[Opening PROVIDED MATERIAL section]
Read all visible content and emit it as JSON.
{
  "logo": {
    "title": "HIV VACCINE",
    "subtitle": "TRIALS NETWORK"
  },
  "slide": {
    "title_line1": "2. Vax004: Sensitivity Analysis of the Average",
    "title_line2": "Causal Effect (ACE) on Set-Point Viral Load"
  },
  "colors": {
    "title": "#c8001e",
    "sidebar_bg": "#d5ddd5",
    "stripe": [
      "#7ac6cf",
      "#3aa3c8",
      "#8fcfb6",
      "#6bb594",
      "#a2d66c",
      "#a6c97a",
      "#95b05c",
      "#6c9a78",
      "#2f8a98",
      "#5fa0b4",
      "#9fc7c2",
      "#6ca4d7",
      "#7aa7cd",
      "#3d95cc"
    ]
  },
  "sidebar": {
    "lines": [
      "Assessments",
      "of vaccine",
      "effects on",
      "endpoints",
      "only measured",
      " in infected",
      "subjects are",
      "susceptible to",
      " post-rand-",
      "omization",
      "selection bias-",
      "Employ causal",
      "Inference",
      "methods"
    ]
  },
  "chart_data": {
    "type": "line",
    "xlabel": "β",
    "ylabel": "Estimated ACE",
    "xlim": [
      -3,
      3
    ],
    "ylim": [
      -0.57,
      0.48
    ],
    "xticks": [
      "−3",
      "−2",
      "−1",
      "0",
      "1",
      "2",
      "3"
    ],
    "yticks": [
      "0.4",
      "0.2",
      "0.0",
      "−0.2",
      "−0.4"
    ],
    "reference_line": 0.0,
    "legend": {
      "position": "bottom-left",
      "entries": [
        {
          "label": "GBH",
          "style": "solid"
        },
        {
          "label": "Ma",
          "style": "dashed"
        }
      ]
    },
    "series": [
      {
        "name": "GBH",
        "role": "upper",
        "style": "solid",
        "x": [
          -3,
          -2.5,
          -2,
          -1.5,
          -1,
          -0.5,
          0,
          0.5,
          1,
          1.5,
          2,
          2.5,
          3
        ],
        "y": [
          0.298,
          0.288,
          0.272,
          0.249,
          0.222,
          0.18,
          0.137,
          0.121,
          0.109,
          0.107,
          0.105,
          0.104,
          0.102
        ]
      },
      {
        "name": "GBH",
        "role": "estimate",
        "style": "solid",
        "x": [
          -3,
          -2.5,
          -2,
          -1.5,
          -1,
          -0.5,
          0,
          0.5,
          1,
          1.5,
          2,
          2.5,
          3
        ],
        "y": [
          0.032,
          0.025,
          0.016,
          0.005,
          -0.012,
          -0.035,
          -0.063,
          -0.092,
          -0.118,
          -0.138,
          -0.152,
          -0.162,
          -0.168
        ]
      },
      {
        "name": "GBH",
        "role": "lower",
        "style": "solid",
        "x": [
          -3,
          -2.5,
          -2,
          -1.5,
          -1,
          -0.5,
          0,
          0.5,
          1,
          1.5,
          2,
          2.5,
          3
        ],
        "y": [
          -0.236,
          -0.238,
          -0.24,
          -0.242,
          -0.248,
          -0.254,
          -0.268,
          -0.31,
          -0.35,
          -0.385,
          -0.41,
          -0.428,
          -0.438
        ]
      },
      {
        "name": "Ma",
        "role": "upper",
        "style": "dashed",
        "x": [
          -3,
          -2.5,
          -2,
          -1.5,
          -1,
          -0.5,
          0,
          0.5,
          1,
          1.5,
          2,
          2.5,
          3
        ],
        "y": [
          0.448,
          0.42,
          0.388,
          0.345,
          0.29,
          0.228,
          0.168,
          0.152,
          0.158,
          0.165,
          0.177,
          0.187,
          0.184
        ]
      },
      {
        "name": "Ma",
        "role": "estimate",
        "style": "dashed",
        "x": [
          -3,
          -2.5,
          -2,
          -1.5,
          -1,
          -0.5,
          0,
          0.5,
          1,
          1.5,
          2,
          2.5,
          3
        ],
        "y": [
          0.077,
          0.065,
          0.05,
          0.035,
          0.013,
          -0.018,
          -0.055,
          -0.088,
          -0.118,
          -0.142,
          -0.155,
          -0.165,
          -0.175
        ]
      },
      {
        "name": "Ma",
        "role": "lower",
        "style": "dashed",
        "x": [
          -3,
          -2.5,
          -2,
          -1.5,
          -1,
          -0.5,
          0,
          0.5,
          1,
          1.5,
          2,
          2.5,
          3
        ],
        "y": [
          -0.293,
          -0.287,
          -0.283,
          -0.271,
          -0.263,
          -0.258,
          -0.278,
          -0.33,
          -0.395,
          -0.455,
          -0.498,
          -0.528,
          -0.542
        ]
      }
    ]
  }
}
[Closing PROVIDED MATERIAL section]
The records shown above must be returned in full, exactly as written.

Read all visible content and emit it as JSON.
{
  "logo": {
    "title": "HIV VACCINE",
    "subtitle": "TRIALS NETWORK"
  },
  "slide": {
    "title_line1": "2. Vax004: Sensitivity Analysis of the Average",
    "title_line2": "Causal Effect (ACE) on Set-Point Viral Load"
  },
  "colors": {
    "title": "#c8001e",
    "sidebar_bg": "#d5ddd5",
    "stripe": [
      "#7ac6cf",
      "#3aa3c8",
      "#8fcfb6",
      "#6bb594",
      "#a2d66c",
      "#a6c97a",
      "#95b05c",
      "#6c9a78",
      "#2f8a98",
      "#5fa0b4",
      "#9fc7c2",
      "#6ca4d7",
      "#7aa7cd",
      "#3d95cc"
    ]
  },
  "sidebar": {
    "lines": [
      "Assessments",
      "of vaccine",
      "effects on",
      "endpoints",
      "only measured",
      " in infected",
      "subjects are",
      "susceptible to",
      " post-rand-",
      "omization",
      "selection bias-",
      "Employ causal",
      "Inference",
      "methods"
    ]
  },
  "chart_data": {
    "type": "line",
    "xlabel": "β",
    "ylabel": "Estimated ACE",
    "xlim": [
      -3,
      3
    ],
    "ylim": [
      -0.57,
      0.48
    ],
    "xticks": [
      "−3",
      "−2",
      "−1",
      "0",
      "1",
      "2",
      "3"
    ],
    "yticks": [
      "0.4",
      "0.2",
      "0.0",
      "−0.2",
      "−0.4"
    ],
    "reference_line": 0.0,
    "legend": {
      "position": "bottom-left",
      "entries": [
        {
          "label": "GBH",
          "style": "solid"
        },
        {
          "label": "Ma",
          "style": "dashed"
        }
      ]
    },
    "series": [
      {
        "name": "GBH",
        "role": "upper",
        "style": "solid",
        "x": [
          -3,
          -2.5,
          -2,
          -1.5,
          -1,
          -0.5,
          0,
          0.5,
          1,
          1.5,
          2,
          2.5,
          3
        ],
        "y": [
          0.298,
          0.288,
          0.272,
          0.249,
          0.222,
          0.18,
          0.137,
          0.121,
          0.109,
          0.107,
          0.105,
          0.104,
          0.102
        ]
      },
      {
        "name": "GBH",
        "role": "estimate",
        "style": "solid",
        "x": [
          -3,
          -2.5,
          -2,
          -1.5,
          -1,
          -0.5,
          0,
          0.5,
          1,
          1.5,
          2,
          2.5,
          3
        ],
        "y": [
          0.032,
          0.025,
          0.016,
          0.005,
          -0.012,
          -0.035,
          -0.063,
          -0.092,
          -0.118,
          -0.138,
          -0.152,
          -0.162,
          -0.168
        ]
      },
      {
        "name": "GBH",
        "role": "lower",
        "style": "solid",
        "x": [
          -3,
          -2.5,
          -2,
          -1.5,
          -1,
          -0.5,
          0,
          0.5,
          1,
          1.5,
          2,
          2.5,
          3
        ],
        "y": [
          -0.236,
          -0.238,
          -0.24,
          -0.242,
          -0.248,
          -0.254,
          -0.268,
          -0.31,
          -0.35,
          -0.385,
          -0.41,
          -0.428,
          -0.438
        ]
      },
      {
        "name": "Ma",
        "role": "upper",
        "style": "dashed",
        "x": [
          -3,
          -2.5,
          -2,
          -1.5,
          -1,
          -0.5,
          0,
          0.5,
          1,
          1.5,
          2,
          2.5,
          3
        ],
        "y": [
          0.448,
          0.42,
          0.388,
          0.345,
          0.29,
          0.228,
          0.168,
          0.152,
          0.158,
          0.165,
          0.177,
          0.187,
          0.184
        ]
      },
      {
        "name": "Ma",
        "role": "estimate",
        "style": "dashed",
        "x": [
          -3,
          -2.5,
          -2,
          -1.5,
          -1,
          -0.5,
          0,
          0.5,
          1,
          1.5,
          2,
          2.5,
          3
        ],
        "y": [
          0.077,
          0.065,
          0.05,
          0.035,
          0.013,
          -0.018,
          -0.055,
          -0.088,
          -0.118,
          -0.142,
          -0.155,
          -0.165,
          -0.175
        ]
      },
      {
        "name": "Ma",
        "role": "lower",
        "style": "dashed",
        "x": [
          -3,
          -2.5,
          -2,
          -1.5,
          -1,
          -0.5,
          0,
          0.5,
          1,
          1.5,
          2,
          2.5,
          3
        ],
        "y": [
          -0.293,
          -0.287,
          -0.283,
          -0.271,
          -0.263,
          -0.258,
          -0.278,
          -0.33,
          -0.395,
          -0.455,
          -0.498,
          -0.528,
          -0.542
        ]
      }
    ]
  }
}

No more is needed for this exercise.